### A block of data

· · ·

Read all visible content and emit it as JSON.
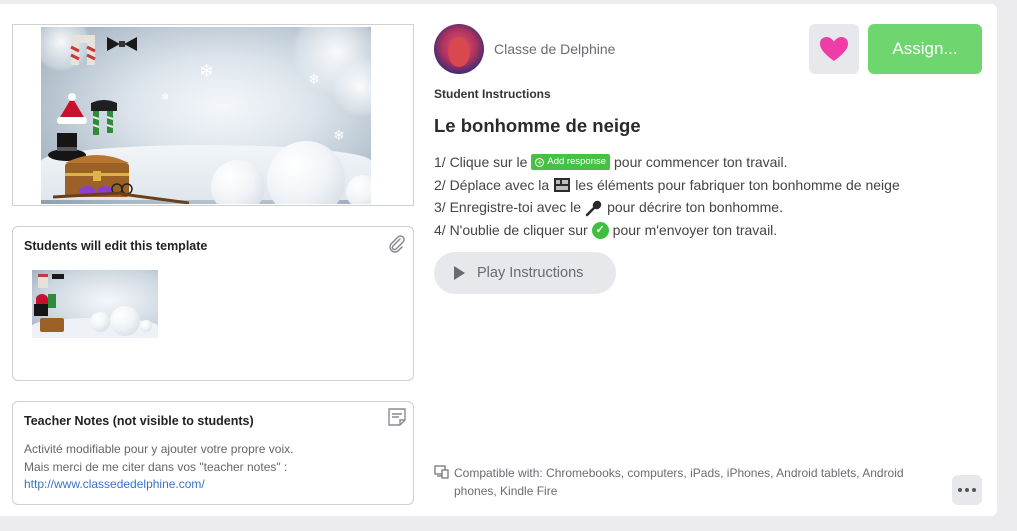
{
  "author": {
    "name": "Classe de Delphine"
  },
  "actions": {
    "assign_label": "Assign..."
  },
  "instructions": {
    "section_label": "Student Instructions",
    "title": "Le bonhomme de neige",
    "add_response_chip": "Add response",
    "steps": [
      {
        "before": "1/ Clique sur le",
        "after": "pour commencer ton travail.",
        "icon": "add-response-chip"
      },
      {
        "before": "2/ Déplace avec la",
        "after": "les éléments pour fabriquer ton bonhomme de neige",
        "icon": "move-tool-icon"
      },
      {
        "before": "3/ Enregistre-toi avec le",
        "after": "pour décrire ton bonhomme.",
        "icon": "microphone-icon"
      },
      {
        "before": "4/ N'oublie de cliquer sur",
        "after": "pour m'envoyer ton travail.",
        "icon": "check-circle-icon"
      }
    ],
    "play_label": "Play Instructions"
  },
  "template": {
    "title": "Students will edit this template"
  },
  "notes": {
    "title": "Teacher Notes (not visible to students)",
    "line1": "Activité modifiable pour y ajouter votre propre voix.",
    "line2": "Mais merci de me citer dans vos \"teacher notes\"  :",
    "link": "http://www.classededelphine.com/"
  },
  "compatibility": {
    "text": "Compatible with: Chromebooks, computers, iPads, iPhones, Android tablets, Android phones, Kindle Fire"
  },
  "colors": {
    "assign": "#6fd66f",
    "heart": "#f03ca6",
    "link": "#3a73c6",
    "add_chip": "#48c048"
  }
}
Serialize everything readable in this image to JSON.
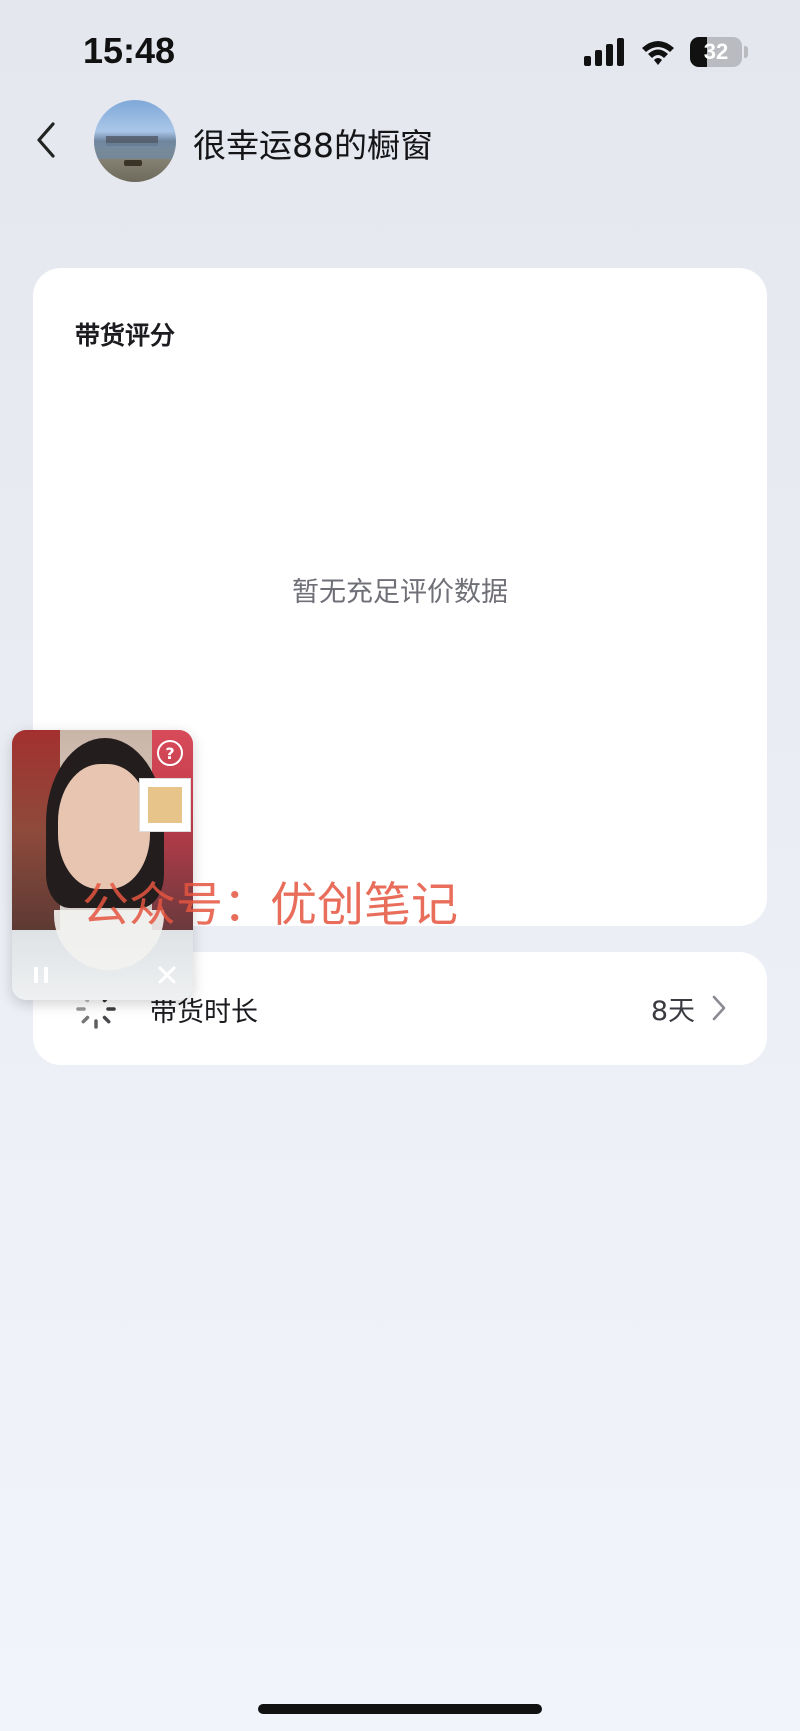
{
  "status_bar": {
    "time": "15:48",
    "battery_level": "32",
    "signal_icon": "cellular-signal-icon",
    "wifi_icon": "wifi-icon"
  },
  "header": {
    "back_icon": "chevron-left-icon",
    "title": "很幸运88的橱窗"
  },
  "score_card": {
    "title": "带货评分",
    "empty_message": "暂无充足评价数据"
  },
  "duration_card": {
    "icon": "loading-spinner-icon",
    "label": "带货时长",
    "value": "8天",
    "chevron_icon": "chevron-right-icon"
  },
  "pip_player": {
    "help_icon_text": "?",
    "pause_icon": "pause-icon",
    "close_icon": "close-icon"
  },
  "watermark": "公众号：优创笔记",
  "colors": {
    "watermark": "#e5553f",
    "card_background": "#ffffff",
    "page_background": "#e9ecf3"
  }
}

· · ·

### EXERCISE GOAL
Extract only the lines from the one that contains "Serialize everything readable" through the end of the records, inclusive, and omit every picture.

### ANSWER BELOW
Serialize everything readable in this image to JSON.
{
  "status_bar": {
    "time": "15:48",
    "battery_level": "32",
    "signal_icon": "cellular-signal-icon",
    "wifi_icon": "wifi-icon"
  },
  "header": {
    "back_icon": "chevron-left-icon",
    "title": "很幸运88的橱窗"
  },
  "score_card": {
    "title": "带货评分",
    "empty_message": "暂无充足评价数据"
  },
  "duration_card": {
    "icon": "loading-spinner-icon",
    "label": "带货时长",
    "value": "8天",
    "chevron_icon": "chevron-right-icon"
  },
  "pip_player": {
    "help_icon_text": "?",
    "pause_icon": "pause-icon",
    "close_icon": "close-icon"
  },
  "watermark": "公众号：优创笔记",
  "colors": {
    "watermark": "#e5553f",
    "card_background": "#ffffff",
    "page_background": "#e9ecf3"
  }
}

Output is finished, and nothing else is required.